*Exercise description:* In the material below, identify each line bearing the word "this". Reproduce those lines.

Excerpts from a figure dataset:
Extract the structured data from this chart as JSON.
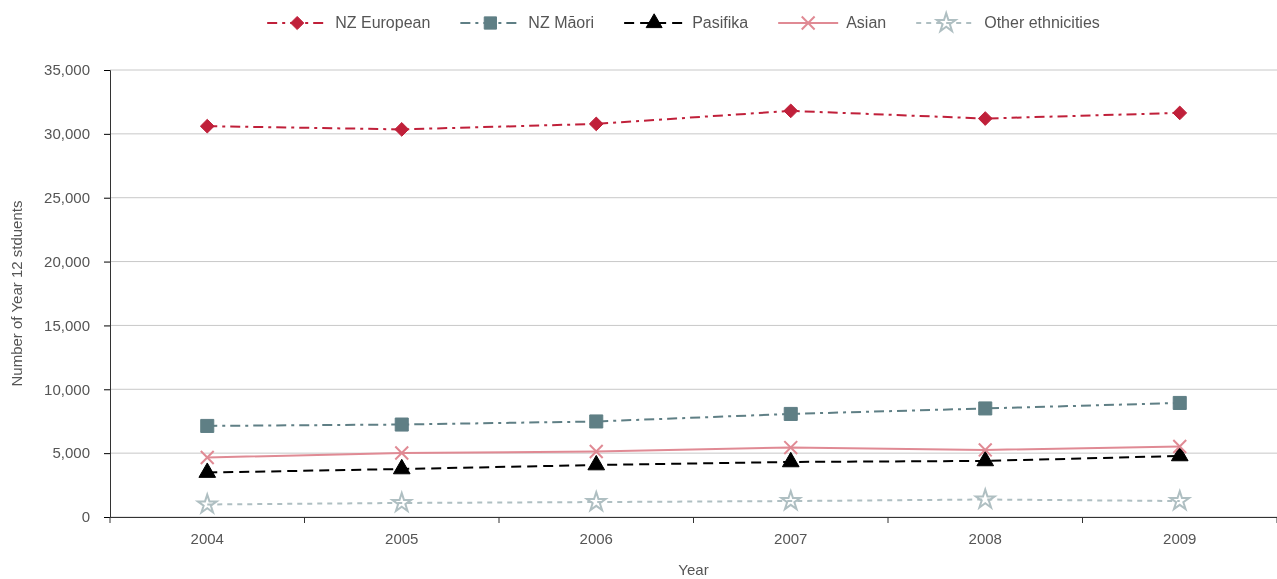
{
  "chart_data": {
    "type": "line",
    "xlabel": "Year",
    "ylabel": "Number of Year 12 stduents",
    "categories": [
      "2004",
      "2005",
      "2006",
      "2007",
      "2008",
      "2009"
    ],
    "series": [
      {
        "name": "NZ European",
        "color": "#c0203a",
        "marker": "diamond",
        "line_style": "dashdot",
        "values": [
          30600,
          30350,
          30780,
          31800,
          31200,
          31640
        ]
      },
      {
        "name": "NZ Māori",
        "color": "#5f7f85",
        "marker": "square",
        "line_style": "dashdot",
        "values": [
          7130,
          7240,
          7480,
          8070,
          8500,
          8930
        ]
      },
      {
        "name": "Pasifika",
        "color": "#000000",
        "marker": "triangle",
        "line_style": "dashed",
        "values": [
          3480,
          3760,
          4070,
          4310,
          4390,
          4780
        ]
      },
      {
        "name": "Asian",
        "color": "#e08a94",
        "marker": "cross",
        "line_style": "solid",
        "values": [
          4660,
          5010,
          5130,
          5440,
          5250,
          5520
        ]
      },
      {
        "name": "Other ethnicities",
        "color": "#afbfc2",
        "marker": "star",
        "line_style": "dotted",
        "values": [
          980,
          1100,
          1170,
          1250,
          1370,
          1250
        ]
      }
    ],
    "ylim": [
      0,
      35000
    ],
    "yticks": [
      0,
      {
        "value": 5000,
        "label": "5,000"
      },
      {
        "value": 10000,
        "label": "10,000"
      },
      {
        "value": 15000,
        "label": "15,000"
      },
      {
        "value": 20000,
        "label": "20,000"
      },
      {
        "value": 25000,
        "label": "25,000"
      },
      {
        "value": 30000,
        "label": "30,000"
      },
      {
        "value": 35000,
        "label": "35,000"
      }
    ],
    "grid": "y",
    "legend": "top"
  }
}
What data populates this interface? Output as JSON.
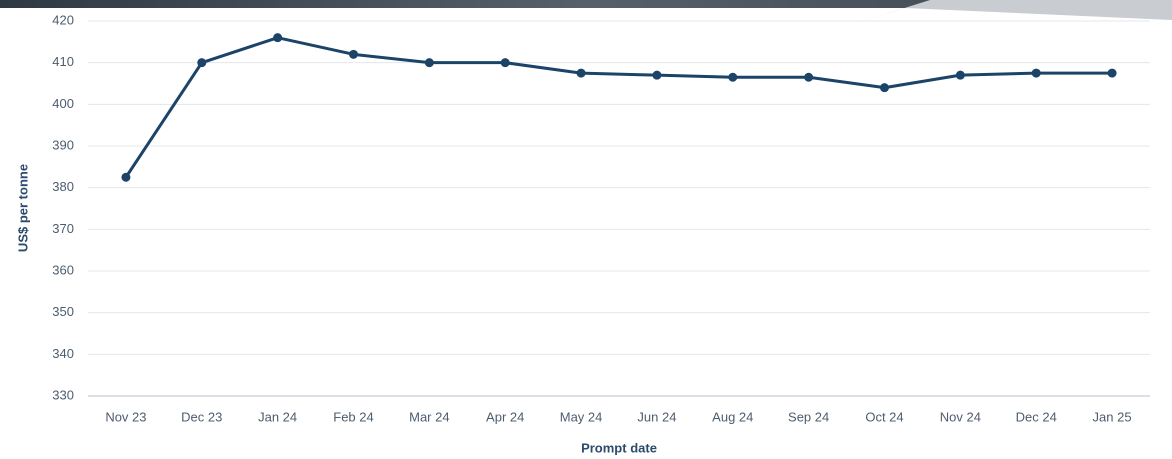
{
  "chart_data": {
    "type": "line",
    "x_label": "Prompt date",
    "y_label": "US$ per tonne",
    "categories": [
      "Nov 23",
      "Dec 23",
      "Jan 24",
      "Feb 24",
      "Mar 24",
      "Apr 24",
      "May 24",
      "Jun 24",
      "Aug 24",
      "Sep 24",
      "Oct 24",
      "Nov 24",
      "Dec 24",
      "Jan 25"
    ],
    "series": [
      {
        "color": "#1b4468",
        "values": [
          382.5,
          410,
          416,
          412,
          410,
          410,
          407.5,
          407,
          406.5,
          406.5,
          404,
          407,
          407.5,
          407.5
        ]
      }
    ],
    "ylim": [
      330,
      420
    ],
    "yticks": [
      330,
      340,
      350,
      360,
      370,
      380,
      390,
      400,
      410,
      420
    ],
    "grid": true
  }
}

* * *

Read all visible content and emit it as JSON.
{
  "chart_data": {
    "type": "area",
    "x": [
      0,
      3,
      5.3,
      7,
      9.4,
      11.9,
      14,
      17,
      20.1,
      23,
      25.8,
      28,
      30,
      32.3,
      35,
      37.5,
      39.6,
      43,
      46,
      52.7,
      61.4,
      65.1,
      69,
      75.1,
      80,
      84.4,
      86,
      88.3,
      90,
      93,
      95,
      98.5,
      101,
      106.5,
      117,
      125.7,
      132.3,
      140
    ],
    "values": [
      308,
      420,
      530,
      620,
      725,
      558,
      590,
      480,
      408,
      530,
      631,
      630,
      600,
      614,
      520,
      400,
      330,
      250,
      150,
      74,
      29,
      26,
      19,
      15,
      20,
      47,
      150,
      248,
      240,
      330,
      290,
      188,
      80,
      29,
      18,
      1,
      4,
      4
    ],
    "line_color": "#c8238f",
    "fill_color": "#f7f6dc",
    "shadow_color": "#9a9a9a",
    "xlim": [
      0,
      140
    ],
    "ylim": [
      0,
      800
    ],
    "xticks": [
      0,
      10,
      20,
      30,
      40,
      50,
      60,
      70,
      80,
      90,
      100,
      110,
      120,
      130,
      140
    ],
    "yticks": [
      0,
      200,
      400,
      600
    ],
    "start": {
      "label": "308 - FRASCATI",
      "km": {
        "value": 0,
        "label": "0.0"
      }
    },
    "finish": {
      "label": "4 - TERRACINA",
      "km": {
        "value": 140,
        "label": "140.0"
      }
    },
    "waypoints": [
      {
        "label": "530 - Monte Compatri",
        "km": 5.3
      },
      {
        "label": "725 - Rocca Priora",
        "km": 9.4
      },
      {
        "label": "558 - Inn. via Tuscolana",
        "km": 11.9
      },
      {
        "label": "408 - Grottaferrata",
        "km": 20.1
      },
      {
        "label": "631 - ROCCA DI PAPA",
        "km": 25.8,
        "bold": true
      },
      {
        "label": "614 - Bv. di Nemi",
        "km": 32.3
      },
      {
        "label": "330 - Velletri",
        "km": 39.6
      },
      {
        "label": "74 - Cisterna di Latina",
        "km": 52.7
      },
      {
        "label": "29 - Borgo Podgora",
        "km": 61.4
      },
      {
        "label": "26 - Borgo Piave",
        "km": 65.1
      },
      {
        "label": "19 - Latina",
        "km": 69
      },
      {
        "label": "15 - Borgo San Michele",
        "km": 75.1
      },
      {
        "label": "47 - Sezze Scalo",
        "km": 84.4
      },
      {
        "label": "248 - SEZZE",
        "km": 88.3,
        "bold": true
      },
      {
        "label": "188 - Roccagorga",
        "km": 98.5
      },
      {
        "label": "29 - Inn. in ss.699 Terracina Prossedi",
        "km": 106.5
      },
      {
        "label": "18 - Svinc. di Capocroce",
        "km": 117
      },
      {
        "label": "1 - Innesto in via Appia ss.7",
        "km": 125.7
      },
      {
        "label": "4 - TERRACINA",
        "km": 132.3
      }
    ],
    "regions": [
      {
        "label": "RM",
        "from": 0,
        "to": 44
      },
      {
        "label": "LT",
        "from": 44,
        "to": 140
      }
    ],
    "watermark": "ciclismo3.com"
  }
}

*Response to the task:*
Extract the structured data from this chart as JSON.
What data populates this interface? Output as JSON.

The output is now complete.